#### [Aim]
What is the number of lines in the entries that include the word "frustrated"? Respond with the number only.

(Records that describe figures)

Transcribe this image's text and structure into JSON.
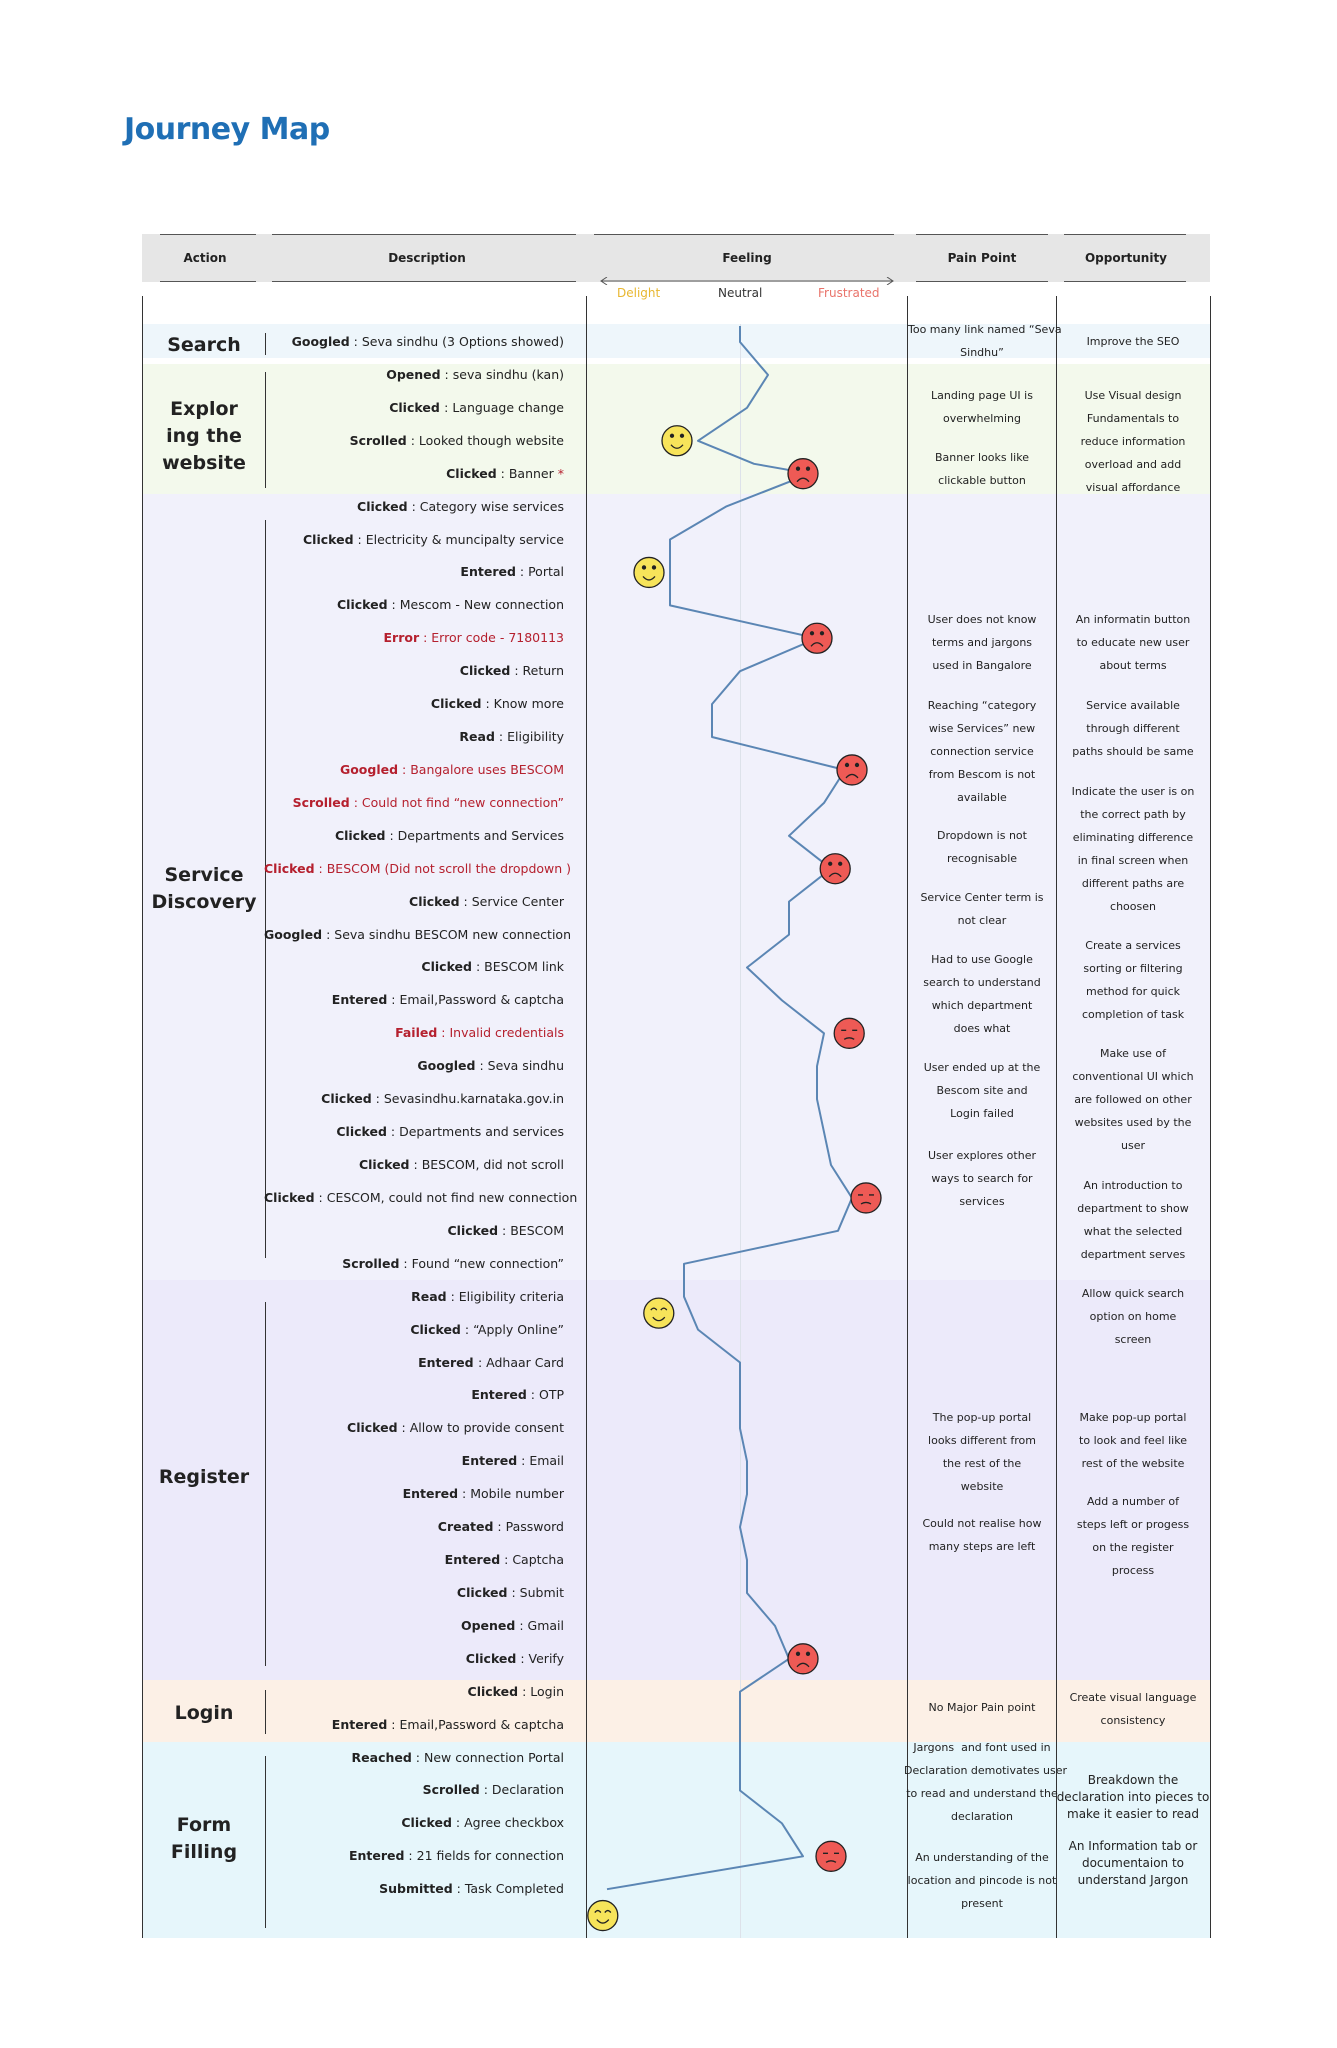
{
  "title": "Journey Map",
  "columns": {
    "action": "Action",
    "description": "Description",
    "feeling": "Feeling",
    "pain_point": "Pain Point",
    "opportunity": "Opportunity"
  },
  "feeling_scale": {
    "delight": "Delight",
    "neutral": "Neutral",
    "frustrated": "Frustrated"
  },
  "colors": {
    "title": "#1f6fb5",
    "delight": "#e8b730",
    "frustrated": "#e9736a",
    "error_text": "#b5202e",
    "curve": "#5b86b4",
    "search_bg": "#eef6fb",
    "explore_bg": "#f3f9ec",
    "discovery_bg": "#f1f1fb",
    "register_bg": "#eceafa",
    "login_bg": "#fcf0e6",
    "form_bg": "#e6f6fb"
  },
  "stages": [
    {
      "name": "Search"
    },
    {
      "name": "Explor\ning the\nwebsite"
    },
    {
      "name": "Service\nDiscovery"
    },
    {
      "name": "Register"
    },
    {
      "name": "Login"
    },
    {
      "name": "Form\nFilling"
    }
  ],
  "rows": [
    {
      "action": "Googled",
      "text": "Seva sindhu (3 Options showed)",
      "error": false
    },
    {
      "action": "Opened",
      "text": "seva sindhu (kan)",
      "error": false
    },
    {
      "action": "Clicked ",
      "text": "Language change",
      "error": false
    },
    {
      "action": "Scrolled",
      "text": "Looked though website",
      "error": false
    },
    {
      "action": "Clicked",
      "text": "Banner",
      "error": false,
      "mark": "*"
    },
    {
      "action": "Clicked",
      "text": "Category wise services",
      "error": false
    },
    {
      "action": "Clicked",
      "text": "Electricity & muncipalty service",
      "error": false
    },
    {
      "action": "Entered",
      "text": "Portal",
      "error": false
    },
    {
      "action": "Clicked",
      "text": "Mescom - New connection",
      "error": false
    },
    {
      "action": "Error",
      "text": "Error code - 7180113",
      "error": true
    },
    {
      "action": "Clicked",
      "text": "Return",
      "error": false
    },
    {
      "action": "Clicked",
      "text": "Know more",
      "error": false
    },
    {
      "action": "Read",
      "text": "Eligibility",
      "error": false
    },
    {
      "action": "Googled",
      "text": "Bangalore uses BESCOM",
      "error": true
    },
    {
      "action": "Scrolled",
      "text": "Could not find “new connection”",
      "error": true
    },
    {
      "action": "Clicked",
      "text": "Departments and Services",
      "error": false
    },
    {
      "action": "Clicked",
      "text": "BESCOM (Did not scroll the dropdown )",
      "error": true
    },
    {
      "action": "Clicked",
      "text": "Service Center",
      "error": false
    },
    {
      "action": "Googled",
      "text": "Seva sindhu BESCOM new connection",
      "error": false
    },
    {
      "action": "Clicked",
      "text": "BESCOM link",
      "error": false
    },
    {
      "action": "Entered",
      "text": "Email,Password & captcha",
      "error": false
    },
    {
      "action": "Failed",
      "text": "Invalid credentials",
      "error": true
    },
    {
      "action": "Googled",
      "text": "Seva sindhu",
      "error": false
    },
    {
      "action": "Clicked",
      "text": "Sevasindhu.karnataka.gov.in",
      "error": false
    },
    {
      "action": "Clicked",
      "text": "Departments and services",
      "error": false
    },
    {
      "action": "Clicked",
      "text": "BESCOM, did not scroll",
      "error": false
    },
    {
      "action": "Clicked",
      "text": "CESCOM, could not find new connection",
      "error": false
    },
    {
      "action": "Clicked",
      "text": "BESCOM",
      "error": false
    },
    {
      "action": "Scrolled",
      "text": "Found “new connection”",
      "error": false
    },
    {
      "action": "Read",
      "text": "Eligibility criteria",
      "error": false
    },
    {
      "action": "Clicked",
      "text": "“Apply Online”",
      "error": false
    },
    {
      "action": "Entered ",
      "text": "Adhaar Card",
      "error": false
    },
    {
      "action": "Entered",
      "text": "OTP",
      "error": false
    },
    {
      "action": "Clicked",
      "text": "Allow to provide consent",
      "error": false
    },
    {
      "action": "Entered",
      "text": "Email",
      "error": false
    },
    {
      "action": "Entered",
      "text": "Mobile number",
      "error": false
    },
    {
      "action": "Created",
      "text": "Password",
      "error": false
    },
    {
      "action": "Entered",
      "text": "Captcha",
      "error": false
    },
    {
      "action": "Clicked",
      "text": "Submit",
      "error": false
    },
    {
      "action": "Opened",
      "text": "Gmail",
      "error": false
    },
    {
      "action": "Clicked",
      "text": "Verify",
      "error": false
    },
    {
      "action": "Clicked",
      "text": "Login",
      "error": false
    },
    {
      "action": "Entered",
      "text": "Email,Password & captcha",
      "error": false
    },
    {
      "action": "Reached",
      "text": "New connection Portal",
      "error": false
    },
    {
      "action": "Scrolled",
      "text": "Declaration",
      "error": false
    },
    {
      "action": "Clicked",
      "text": "Agree checkbox",
      "error": false
    },
    {
      "action": "Entered",
      "text": "21 fields for connection",
      "error": false
    },
    {
      "action": "Submitted",
      "text": "Task Completed",
      "error": false
    }
  ],
  "pain_points": [
    "Too many link named “Seva\nSindhu”",
    "Landing page UI is\noverwhelming",
    "Banner looks like\nclickable button",
    "User does not know\nterms and jargons\nused in Bangalore",
    "Reaching “category\nwise Services” new\nconnection service\nfrom Bescom is not\navailable",
    "Dropdown is not\nrecognisable",
    "Service Center term is\nnot clear",
    "Had to use Google\nsearch to understand\nwhich department\ndoes what",
    "User ended up at the\nBescom site and\nLogin failed",
    "User explores other\nways to search for\nservices",
    "The pop-up portal\nlooks different from\nthe rest of the\nwebsite",
    "Could not realise how\nmany steps are left",
    "No Major Pain point",
    "Jargons  and font used in\nDeclaration demotivates user\nto read and understand the\ndeclaration",
    "An understanding of the\nlocation and pincode is not\npresent"
  ],
  "opportunities": [
    "Improve the SEO",
    "Use Visual design\nFundamentals to\nreduce information\noverload and add\nvisual affordance",
    "An informatin button\nto educate new user\nabout terms",
    "Service available\nthrough different\npaths should be same",
    "Indicate the user is on\nthe correct path by\neliminating difference\nin final screen when\ndifferent paths are\nchoosen",
    "Create a services\nsorting or filtering\nmethod for quick\ncompletion of task",
    "Make use of\nconventional UI which\nare followed on other\nwebsites used by the\nuser",
    "An introduction to\ndepartment to show\nwhat the selected\ndepartment serves",
    "Allow quick search\noption on home\nscreen",
    "Make pop-up portal\nto look and feel like\nrest of the website",
    "Add a number of\nsteps left or progess\non the register\nprocess",
    "Create visual language\nconsistency",
    "Breakdown the\ndeclaration into pieces to\nmake it easier to read",
    "An Information tab or\ndocumentaion to\nunderstand Jargon"
  ],
  "feeling_curve": [
    {
      "row": 0,
      "feeling": 0
    },
    {
      "row": 1,
      "feeling": 0.2
    },
    {
      "row": 2,
      "feeling": 0.05
    },
    {
      "row": 3,
      "feeling": -0.3
    },
    {
      "row": 3.7,
      "feeling": 0.1
    },
    {
      "row": 4,
      "feeling": 0.5
    },
    {
      "row": 5,
      "feeling": -0.1
    },
    {
      "row": 6,
      "feeling": -0.5
    },
    {
      "row": 8,
      "feeling": -0.5
    },
    {
      "row": 9,
      "feeling": 0.55
    },
    {
      "row": 10,
      "feeling": 0
    },
    {
      "row": 11,
      "feeling": -0.2
    },
    {
      "row": 12,
      "feeling": -0.2
    },
    {
      "row": 13,
      "feeling": 0.75
    },
    {
      "row": 14,
      "feeling": 0.6
    },
    {
      "row": 15,
      "feeling": 0.35
    },
    {
      "row": 16,
      "feeling": 0.65
    },
    {
      "row": 17,
      "feeling": 0.35
    },
    {
      "row": 18,
      "feeling": 0.35
    },
    {
      "row": 19,
      "feeling": 0.05
    },
    {
      "row": 20,
      "feeling": 0.3
    },
    {
      "row": 21,
      "feeling": 0.6
    },
    {
      "row": 22,
      "feeling": 0.55
    },
    {
      "row": 23,
      "feeling": 0.55
    },
    {
      "row": 24,
      "feeling": 0.6
    },
    {
      "row": 25,
      "feeling": 0.65
    },
    {
      "row": 26,
      "feeling": 0.8
    },
    {
      "row": 27,
      "feeling": 0.7
    },
    {
      "row": 28,
      "feeling": -0.4
    },
    {
      "row": 29,
      "feeling": -0.4
    },
    {
      "row": 30,
      "feeling": -0.3
    },
    {
      "row": 31,
      "feeling": 0
    },
    {
      "row": 33,
      "feeling": 0
    },
    {
      "row": 34,
      "feeling": 0.05
    },
    {
      "row": 35,
      "feeling": 0.05
    },
    {
      "row": 36,
      "feeling": 0
    },
    {
      "row": 37,
      "feeling": 0.05
    },
    {
      "row": 38,
      "feeling": 0.05
    },
    {
      "row": 39,
      "feeling": 0.25
    },
    {
      "row": 40,
      "feeling": 0.35
    },
    {
      "row": 41,
      "feeling": 0
    },
    {
      "row": 43,
      "feeling": 0
    },
    {
      "row": 44,
      "feeling": 0
    },
    {
      "row": 45,
      "feeling": 0.3
    },
    {
      "row": 46,
      "feeling": 0.45
    },
    {
      "row": 47,
      "feeling": -0.95
    }
  ],
  "emotions": [
    {
      "row": 3,
      "feeling": -0.45,
      "mood": "happy"
    },
    {
      "row": 4,
      "feeling": 0.45,
      "mood": "sad"
    },
    {
      "row": 7,
      "feeling": -0.65,
      "mood": "happy"
    },
    {
      "row": 9,
      "feeling": 0.55,
      "mood": "sad"
    },
    {
      "row": 13,
      "feeling": 0.8,
      "mood": "sad"
    },
    {
      "row": 16,
      "feeling": 0.68,
      "mood": "sad"
    },
    {
      "row": 21,
      "feeling": 0.78,
      "mood": "meh"
    },
    {
      "row": 26,
      "feeling": 0.9,
      "mood": "meh"
    },
    {
      "row": 29.5,
      "feeling": -0.58,
      "mood": "content"
    },
    {
      "row": 40,
      "feeling": 0.45,
      "mood": "sad"
    },
    {
      "row": 46,
      "feeling": 0.65,
      "mood": "meh"
    },
    {
      "row": 47.8,
      "feeling": -0.98,
      "mood": "content"
    }
  ]
}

#### [Response]
2